Description of the task ::
Output solely the number of lines containing the string "北京环绿新科技有限公司".

-- start --

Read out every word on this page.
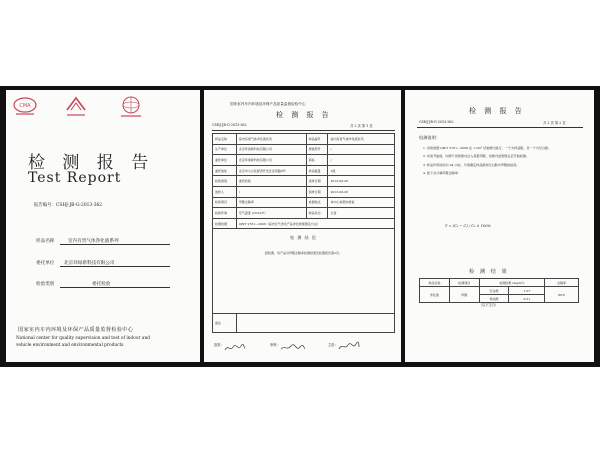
CMA
检 测 报 告
Test Report
报告编号：CSHJ-JB-G-2013-362
样品名称	室内有害气体净化液系列
委托单位 北京环绿新科技有限公司
检验类别	委托检验
国家室内车内环境及环保产品质量监督检验中心
National center for quality supervision and test of indoor and
vehicle environment and environmental products
国家室内车内环境及环保产品质量监督检验中心
检 测 报 告
CSHJ-JB-G-2013-362	共 2 页 第 1 页
样品名称	室内有害气体净化液系列	样品编号	室内有害气体净化液系列
生产单位	北京环绿新科技有限公司	规格型号	/
委托单位	北京环绿新科技有限公司	商标	/
委托地址	北京市大兴区经济开发区金苑路8号	样品数量	1瓶
检验类别	委托检验	送样日期	2013-09-28
送样人	/	到样日期	2013-09-28
检验项目	甲醛去除率	检测地点	本中心检测实验室
检验环境	空气温度 (23±2)℃	样品状态	正常
检测依据	QB/T 2761—2006《室内空气净化产品净化效果测定方法》		

检 测 结 论
经检测，该产品对甲醛去除率检测结果见检测报告第2页。			

备注			
批准：	审核：	主检：
检 测 报 告
CSHJ-JB-G-2013-362	共 2 页 第 2 页
检测说明：
1. 试验依据 QB/T 2761—2006 在 1.5m³ 试验舱内进行，一个为样品舱，另一个为空白舱。
2. 实验开始前，向两个试验舱内注入等量甲醛，待舱内浓度稳定后开始检测。
3. 样品作用时间为 24 小时，分别测定样品舱和空白舱中甲醛的浓度。
4. 按下式计算甲醛去除率：
Y = (C₀ − C) / C₀ × 100%
检 测 结 果
样品名称	检测项目	检测结果 (mg/m³)		去除率
净化液	甲醛	空白舱	1.07	80%
		样品舱	0.21	
（以下空白）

-- end --

Finished task ::
3